* Begin *

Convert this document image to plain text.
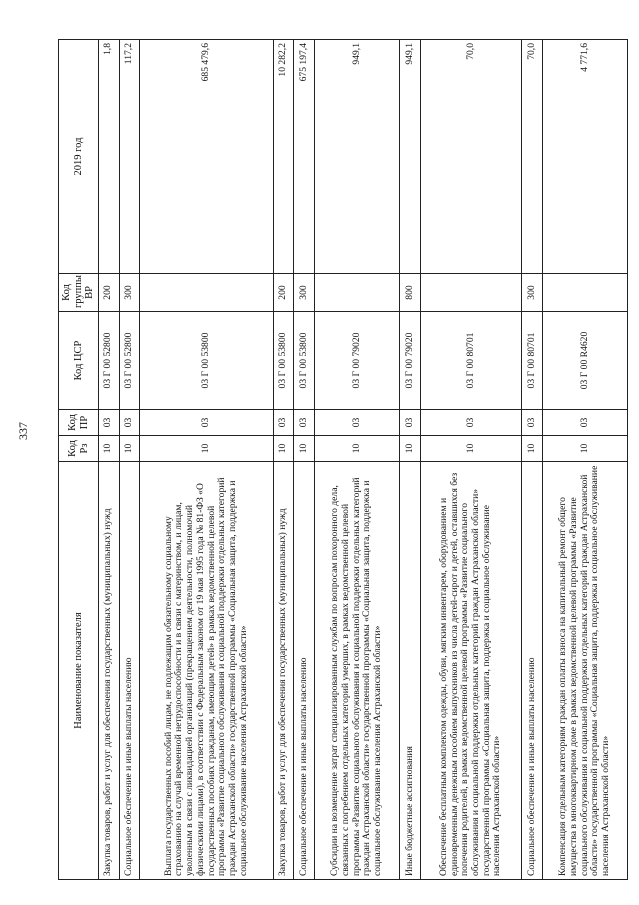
337
Наименование показателя	Код Рз	Код ПР	Код ЦСР	Код группы ВР	2019 год
Закупка товаров, работ и услуг для обеспечения государственных (муниципальных) нужд	10	03	03 Г 00 52800	200	1,8
Социальное обеспечение и иные выплаты населению	10	03	03 Г 00 52800	300	117,2
Выплата государственных пособий лицам, не подлежащим обязательному социальному страхованию на случай временной нетрудоспособности и в связи с материнством, и лицам, уволенным в связи с ликвидацией организаций (прекращением деятельности, полномочий физическими лицами), в соответствии с Федеральным законом от 19 мая 1995 года № 81-ФЗ «О государственных пособиях гражданам, имеющим детей» в рамках ведомственной целевой программы «Развитие социального обслуживания и социальной поддержки отдельных категорий граждан Астраханской области» государственной программы «Социальная защита, поддержка и социальное обслуживание населения Астраханской области»	10	03	03 Г 00 53800		685 479,6
Закупка товаров, работ и услуг для обеспечения государственных (муниципальных) нужд	10	03	03 Г 00 53800	200	10 282,2
Социальное обеспечение и иные выплаты населению	10	03	03 Г 00 53800	300	675 197,4
Субсидии на возмещение затрат специализированным службам по вопросам похоронного дела, связанных с погребением отдельных категорий умерших, в рамках ведомственной целевой программы «Развитие социального обслуживания и социальной поддержки отдельных категорий граждан Астраханской области» государственной программы «Социальная защита, поддержка и социальное обслуживание населения Астраханской области»	10	03	03 Г 00 79020		949,1
Иные бюджетные ассигнования	10	03	03 Г 00 79020	800	949,1
Обеспечение бесплатным комплектом одежды, обуви, мягким инвентарем, оборудованием и единовременным денежным пособием выпускников из числа детей-сирот и детей, оставшихся без попечения родителей, в рамках ведомственной целевой программы «Развитие социального обслуживания и социальной поддержки отдельных категорий граждан Астраханской области» государственной программы «Социальная защита, поддержка и социальное обслуживание населения Астраханской области»	10	03	03 Г 00 80701		70,0
Социальное обеспечение и иные выплаты населению	10	03	03 Г 00 80701	300	70,0
Компенсация отдельным категориям граждан оплаты взноса на капитальный ремонт общего имущества в многоквартирном доме в рамках ведомственной целевой программы «Развитие социального обслуживания и социальной поддержки отдельных категорий граждан Астраханской области» государственной программы «Социальная защита, поддержка и социальное обслуживание населения Астраханской области»	10	03	03 Г 00 R4620		4 771,6
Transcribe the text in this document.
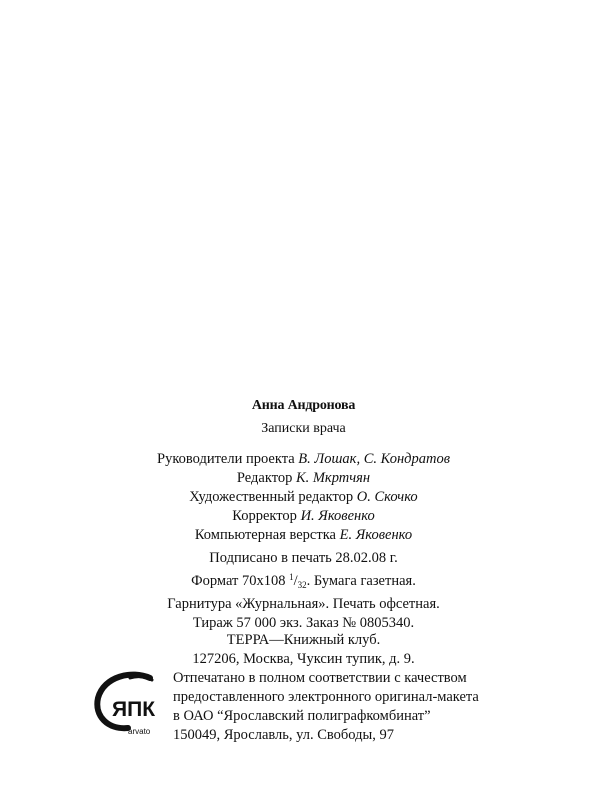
Анна Андронова
Записки врача
Руководители проекта В. Лошак, С. Кондратов
Редактор К. Мкртчян
Художественный редактор О. Скочко
Корректор И. Яковенко
Компьютерная верстка Е. Яковенко
Подписано в печать 28.02.08 г.
Формат 70x108 $^1/_{32}$. Бумага газетная.
Гарнитура «Журнальная». Печать офсетная.
Тираж 57 000 экз. Заказ № 0805340.
ТЕРРА—Книжный клуб.
127206, Москва, Чуксин тупик, д. 9.
ЯПК
arvato
Отпечатано в полном соответствии с качеством
предоставленного электронного оригинал-макета
в ОАО “Ярославский полиграфкомбинат”
150049, Ярославль, ул. Свободы, 97
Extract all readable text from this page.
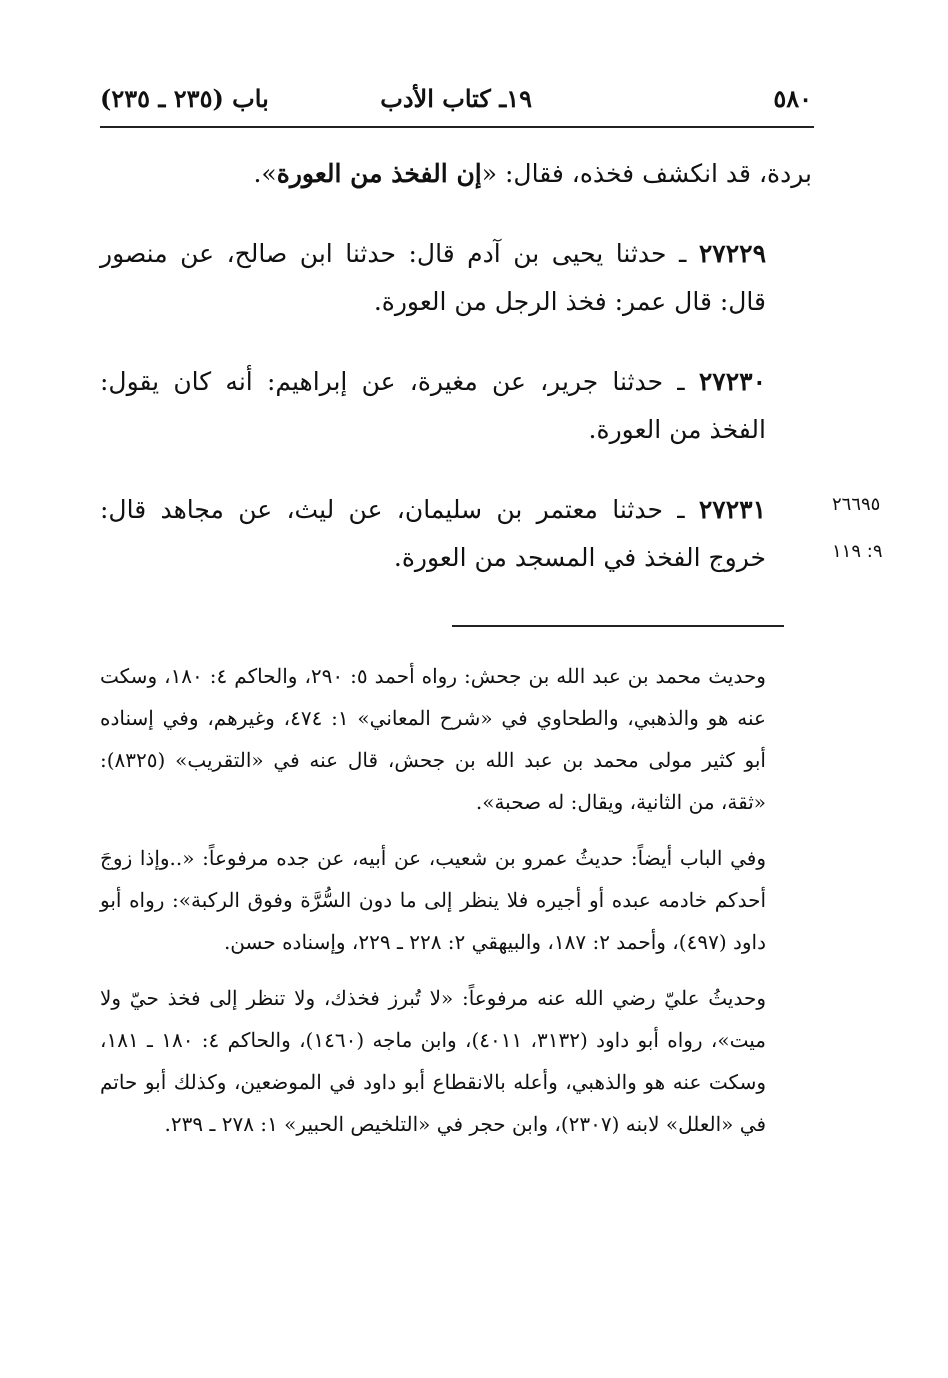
٥٨٠
١٩ـ كتاب الأدب
باب (٢٣٥ ـ ٢٣٥)

بردة، قد انكشف فخذه، فقال: «إن الفخذ من العورة».

٢٧٢٢٩ ـ حدثنا يحيى بن آدم قال: حدثنا ابن صالح، عن منصور قال: قال عمر: فخذ الرجل من العورة.

٢٧٢٣٠ ـ حدثنا جرير، عن مغيرة، عن إبراهيم: أنه كان يقول: الفخذ من العورة.

٢٧٢٣١ ـ حدثنا معتمر بن سليمان، عن ليث، عن مجاهد قال: خروج الفخذ في المسجد من العورة.

٢٦٦٩٥
٩: ١١٩

وحديث محمد بن عبد الله بن جحش: رواه أحمد ٥: ٢٩٠، والحاكم ٤: ١٨٠، وسكت عنه هو والذهبي، والطحاوي في «شرح المعاني» ١: ٤٧٤، وغيرهم، وفي إسناده أبو كثير مولى محمد بن عبد الله بن جحش، قال عنه في «التقريب» (٨٣٢٥): «ثقة، من الثانية، ويقال: له صحبة».

وفي الباب أيضاً: حديثُ عمرو بن شعيب، عن أبيه، عن جده مرفوعاً: «..وإذا زوجَ أحدكم خادمه عبده أو أجيره فلا ينظر إلى ما دون السُّرَّة وفوق الركبة»: رواه أبو داود (٤٩٧)، وأحمد ٢: ١٨٧، والبيهقي ٢: ٢٢٨ ـ ٢٢٩، وإسناده حسن.

وحديثُ عليّ رضي الله عنه مرفوعاً: «لا تُبرز فخذك، ولا تنظر إلى فخذ حيّ ولا ميت»، رواه أبو داود (٣١٣٢، ٤٠١١)، وابن ماجه (١٤٦٠)، والحاكم ٤: ١٨٠ ـ ١٨١، وسكت عنه هو والذهبي، وأعله بالانقطاع أبو داود في الموضعين، وكذلك أبو حاتم في «العلل» لابنه (٢٣٠٧)، وابن حجر في «التلخيص الحبير» ١: ٢٧٨ ـ ٢٣٩.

* End *

TASK TO COMPLETE:
Extract all the data above exactly, excluding every picture.

SOLUTION FOR THIS PROBLEM:
Convert this document image to plain text.
337
Наименование показателя	Код Рз	Код ПР	Код ЦСР	Код группы ВР	2019 год
Закупка товаров, работ и услуг для обеспечения государственных (муниципальных) нужд	10	03	03 Г 00 52800	200	1,8
Социальное обеспечение и иные выплаты населению	10	03	03 Г 00 52800	300	117,2
Выплата государственных пособий лицам, не подлежащим обязательному социальному страхованию на случай временной нетрудоспособности и в связи с материнством, и лицам, уволенным в связи с ликвидацией организаций (прекращением деятельности, полномочий физическими лицами), в соответствии с Федеральным законом от 19 мая 1995 года № 81-ФЗ «О государственных пособиях гражданам, имеющим детей» в рамках ведомственной целевой программы «Развитие социального обслуживания и социальной поддержки отдельных категорий граждан Астраханской области» государственной программы «Социальная защита, поддержка и социальное обслуживание населения Астраханской области»	10	03	03 Г 00 53800		685 479,6
Закупка товаров, работ и услуг для обеспечения государственных (муниципальных) нужд	10	03	03 Г 00 53800	200	10 282,2
Социальное обеспечение и иные выплаты населению	10	03	03 Г 00 53800	300	675 197,4
Субсидии на возмещение затрат специализированным службам по вопросам похоронного дела, связанных с погребением отдельных категорий умерших, в рамках ведомственной целевой программы «Развитие социального обслуживания и социальной поддержки отдельных категорий граждан Астраханской области» государственной программы «Социальная защита, поддержка и социальное обслуживание населения Астраханской области»	10	03	03 Г 00 79020		949,1
Иные бюджетные ассигнования	10	03	03 Г 00 79020	800	949,1
Обеспечение бесплатным комплектом одежды, обуви, мягким инвентарем, оборудованием и единовременным денежным пособием выпускников из числа детей-сирот и детей, оставшихся без попечения родителей, в рамках ведомственной целевой программы «Развитие социального обслуживания и социальной поддержки отдельных категорий граждан Астраханской области» государственной программы «Социальная защита, поддержка и социальное обслуживание населения Астраханской области»	10	03	03 Г 00 80701		70,0
Социальное обеспечение и иные выплаты населению	10	03	03 Г 00 80701	300	70,0
Компенсация отдельным категориям граждан оплаты взноса на капитальный ремонт общего имущества в многоквартирном доме в рамках ведомственной целевой программы «Развитие социального обслуживания и социальной поддержки отдельных категорий граждан Астраханской области» государственной программы «Социальная защита, поддержка и социальное обслуживание населения Астраханской области»	10	03	03 Г 00 R4620		4 771,6
Transcribe the text in this document.
Анна Андронова
Записки врача
Руководители проекта В. Лошак, С. Кондратов
Редактор К. Мкртчян
Художественный редактор О. Скочко
Корректор И. Яковенко
Компьютерная верстка Е. Яковенко
Подписано в печать 28.02.08 г.
Формат 70x108 $^1/_{32}$. Бумага газетная.
Гарнитура «Журнальная». Печать офсетная.
Тираж 57 000 экз. Заказ № 0805340.
ТЕРРА—Книжный клуб.
127206, Москва, Чуксин тупик, д. 9.
ЯПК
arvato
Отпечатано в полном соответствии с качеством
предоставленного электронного оригинал-макета
в ОАО “Ярославский полиграфкомбинат”
150049, Ярославль, ул. Свободы, 97
Extract all readable text from this page.
٥٨٠
١٩ـ كتاب الأدب
باب (٢٣٥ ـ ٢٣٥)

بردة، قد انكشف فخذه، فقال: «إن الفخذ من العورة».

٢٧٢٢٩ ـ حدثنا يحيى بن آدم قال: حدثنا ابن صالح، عن منصور قال: قال عمر: فخذ الرجل من العورة.

٢٧٢٣٠ ـ حدثنا جرير، عن مغيرة، عن إبراهيم: أنه كان يقول: الفخذ من العورة.

٢٧٢٣١ ـ حدثنا معتمر بن سليمان، عن ليث، عن مجاهد قال: خروج الفخذ في المسجد من العورة.

٢٦٦٩٥
٩: ١١٩

وحديث محمد بن عبد الله بن جحش: رواه أحمد ٥: ٢٩٠، والحاكم ٤: ١٨٠، وسكت عنه هو والذهبي، والطحاوي في «شرح المعاني» ١: ٤٧٤، وغيرهم، وفي إسناده أبو كثير مولى محمد بن عبد الله بن جحش، قال عنه في «التقريب» (٨٣٢٥): «ثقة، من الثانية، ويقال: له صحبة».

وفي الباب أيضاً: حديثُ عمرو بن شعيب، عن أبيه، عن جده مرفوعاً: «..وإذا زوجَ أحدكم خادمه عبده أو أجيره فلا ينظر إلى ما دون السُّرَّة وفوق الركبة»: رواه أبو داود (٤٩٧)، وأحمد ٢: ١٨٧، والبيهقي ٢: ٢٢٨ ـ ٢٢٩، وإسناده حسن.

وحديثُ عليّ رضي الله عنه مرفوعاً: «لا تُبرز فخذك، ولا تنظر إلى فخذ حيّ ولا ميت»، رواه أبو داود (٣١٣٢، ٤٠١١)، وابن ماجه (١٤٦٠)، والحاكم ٤: ١٨٠ ـ ١٨١، وسكت عنه هو والذهبي، وأعله بالانقطاع أبو داود في الموضعين، وكذلك أبو حاتم في «العلل» لابنه (٢٣٠٧)، وابن حجر في «التلخيص الحبير» ١: ٢٧٨ ـ ٢٣٩.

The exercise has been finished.